[Saved entries]

***

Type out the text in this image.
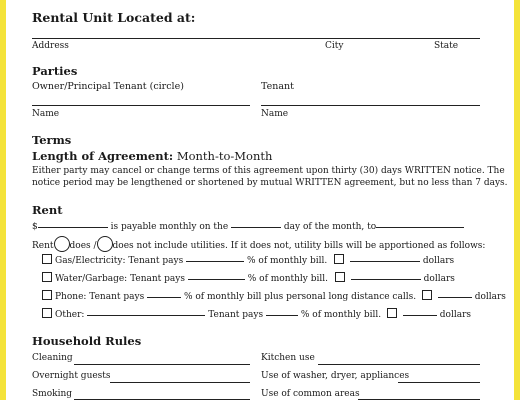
Rental Unit Located at:
Address	City	State
Parties
Owner/Principal Tenant (circle)	Tenant
Name	Name
Terms
Length of Agreement: Month-to-Month
Either party may cancel or change terms of this agreement upon thirty (30) days WRITTEN notice. The
notice period may be lengthened or shortened by mutual WRITTEN agreement, but no less than 7 days.
Rent
$	is payable monthly on the	day of the month, to
Rent does / does not include utilities. If it does not, utility bills will be apportioned as follows:
Gas/Electricity: Tenant pays	% of monthly bill.	dollars
Water/Garbage: Tenant pays	% of monthly bill.	dollars
Phone: Tenant pays	% of monthly bill plus personal long distance calls.	dollars
Other:	Tenant pays	% of monthly bill.	dollars
Household Rules
Cleaning	Kitchen use
Overnight guests	Use of washer, dryer, appliances
Smoking	Use of common areas
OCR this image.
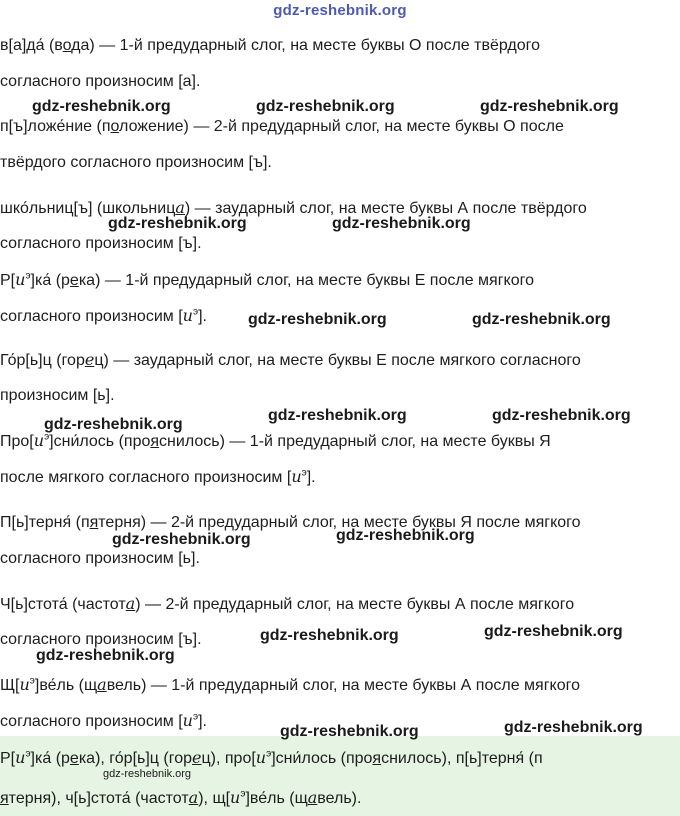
gdz-reshebnik.org
в[а]да́ (вода) — 1-й предударный слог, на месте буквы О после твёрдого
согласного произносим [а].
п[ъ]ложе́ние (положение) — 2-й предударный слог, на месте буквы О после
твёрдого согласного произносим [ъ].
шко́льниц[ъ] (школьница) — заударный слог, на месте буквы А после твёрдого
согласного произносим [ъ].
$Р[и^э]ка́$ (река) — 1-й предударный слог, на месте буквы Е после мягкого
согласного произносим $[и^э]$.
Го́р[ь]ц (горец) — заударный слог, на месте буквы Е после мягкого согласного
произносим [ь].
$Про[и^э]сни́лось$ (прояснилось) — 1-й предударный слог, на месте буквы Я
после мягкого согласного произносим $[и^э]$.
П[ь]терня́ (пятерня) — 2-й предударный слог, на месте буквы Я после мягкого
согласного произносим [ь].
Ч[ь]стота́ (частота) — 2-й предударный слог, на месте буквы А после мягкого
согласного произносим [ъ].
$Щ[и^э]ве́ль$ (щавель) — 1-й предударный слог, на месте буквы А после мягкого
согласного произносим $[и^э]$.
$Р[и^э]ка́$ (река), го́р[ь]ц (горец), $про[и^э]сни́лось$ (прояснилось), п[ь]терня́ (п
ятерня), ч[ь]стота́ (частота), $щ[и^э]ве́ль$ (щавель).
gdz-reshebnik.org	gdz-reshebnik.org	gdz-reshebnik.org
gdz-reshebnik.org	gdz-reshebnik.org
gdz-reshebnik.org	gdz-reshebnik.org
gdz-reshebnik.org
gdz-reshebnik.org	gdz-reshebnik.org
gdz-reshebnik.org	gdz-reshebnik.org
gdz-reshebnik.org	gdz-reshebnik.org
gdz-reshebnik.org
gdz-reshebnik.org	gdz-reshebnik.org
gdz-reshebnik.org
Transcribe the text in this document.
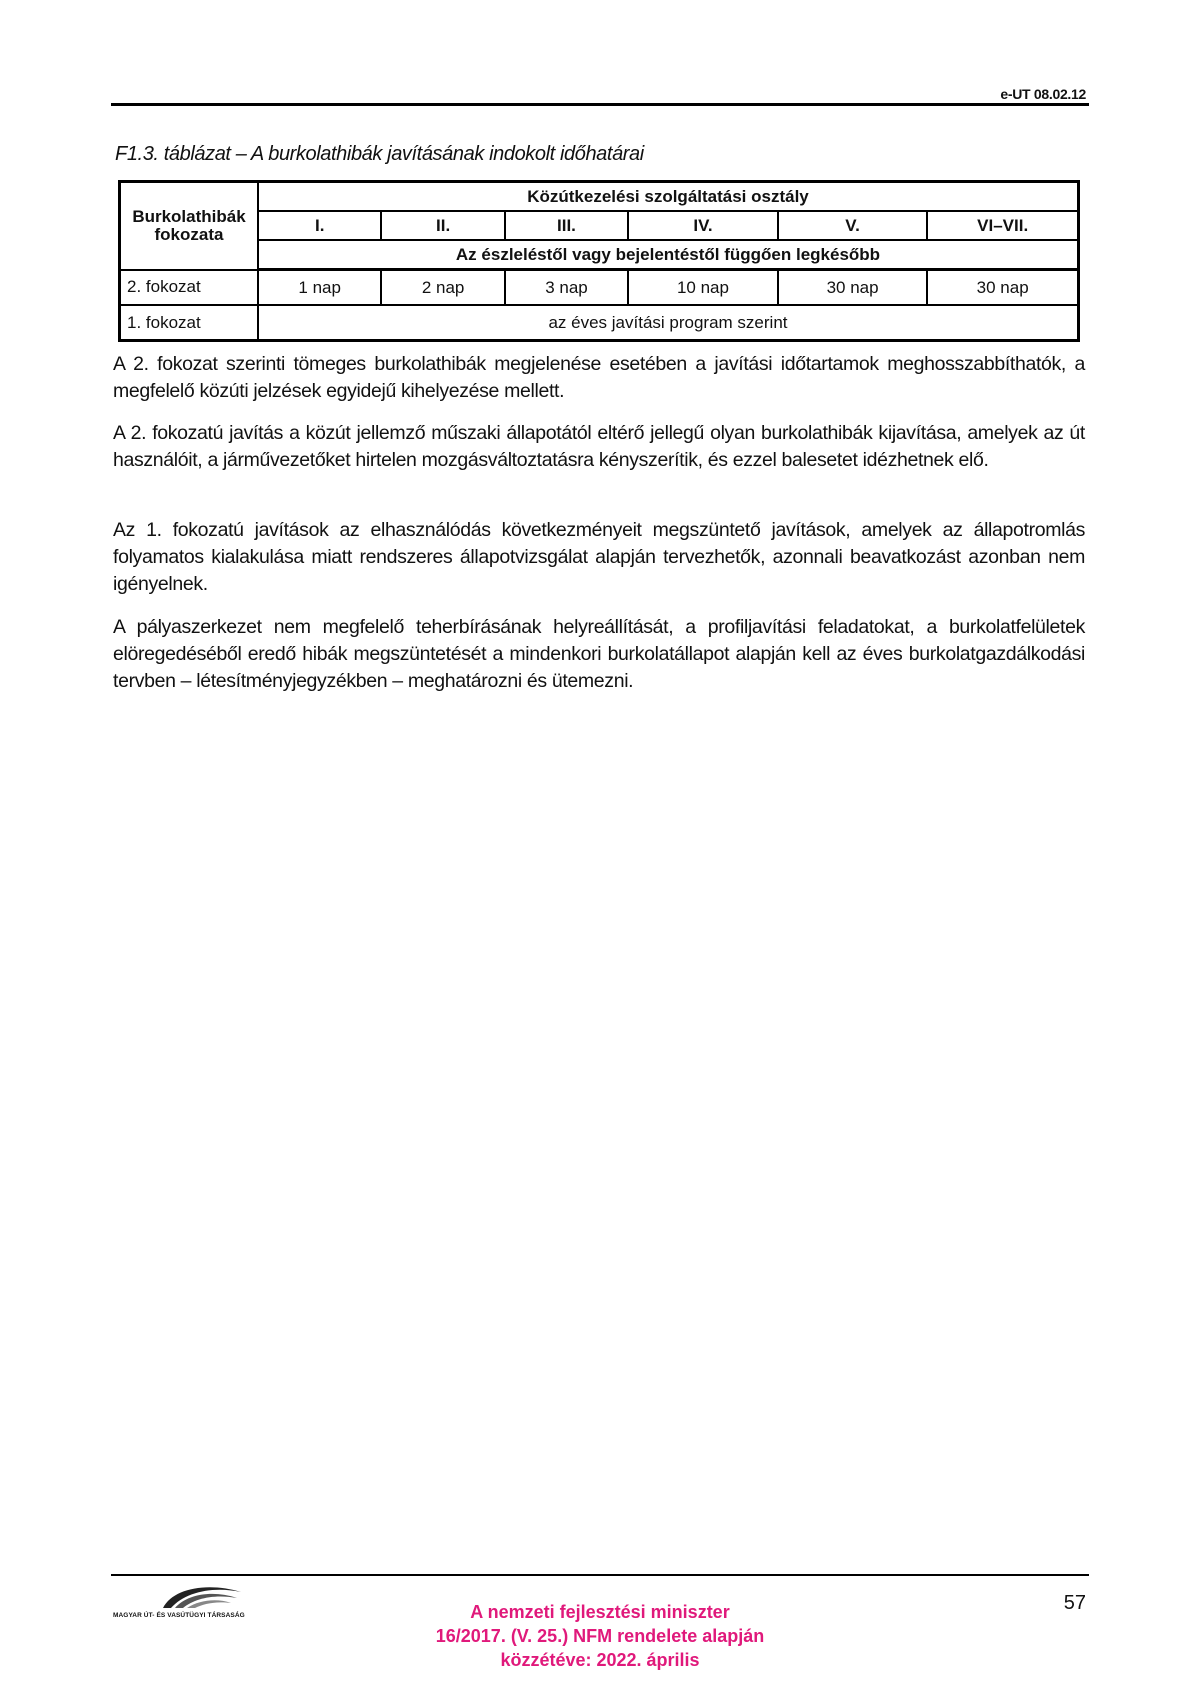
e-UT 08.02.12
F1.3. táblázat – A burkolathibák javításának indokolt időhatárai
Burkolathibák fokozata	Közútkezelési szolgáltatási osztály					
	I.	II.	III.	IV.	V.	VI–VII.
	Az észleléstől vagy bejelentéstől függően legkésőbb					
2. fokozat	1 nap	2 nap	3 nap	10 nap	30 nap	30 nap
1. fokozat	az éves javítási program szerint					

A 2. fokozat szerinti tömeges burkolathibák megjelenése esetében a javítási időtartamok meghosszabbíthatók, a megfelelő közúti jelzések egyidejű kihelyezése mellett.

A 2. fokozatú javítás a közút jellemző műszaki állapotától eltérő jellegű olyan burkolathibák kijavítása, amelyek az út használóit, a járművezetőket hirtelen mozgásváltoztatásra kényszerítik, és ezzel balesetet idézhetnek elő.

Az 1. fokozatú javítások az elhasználódás következményeit megszüntető javítások, amelyek az állapotromlás folyamatos kialakulása miatt rendszeres állapotvizsgálat alapján tervezhetők, azonnali beavatkozást azonban nem igényelnek.

A pályaszerkezet nem megfelelő teherbírásának helyreállítását, a profiljavítási feladatokat, a burkolatfelületek elöregedéséből eredő hibák megszüntetését a mindenkori burkolatállapot alapján kell az éves burkolatgazdálkodási tervben – létesítményjegyzékben – meghatározni és ütemezni.

MAGYAR ÚT- ÉS VASÚTÜGYI TÁRSASÁG
57
A nemzeti fejlesztési miniszter
16/2017. (V. 25.) NFM rendelete alapján
közzétéve: 2022. április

***

_TASK DETAILS:_ Select every line of the records holding the string "monthly".

_SOLVED PROBLEM:_
$	is payable monthly on the	day of the month, to
Gas/Electricity: Tenant pays	% of monthly bill.	dollars
Water/Garbage: Tenant pays	% of monthly bill.	dollars
Phone: Tenant pays	% of monthly bill plus personal long distance calls.	dollars
Other:	Tenant pays	% of monthly bill.	dollars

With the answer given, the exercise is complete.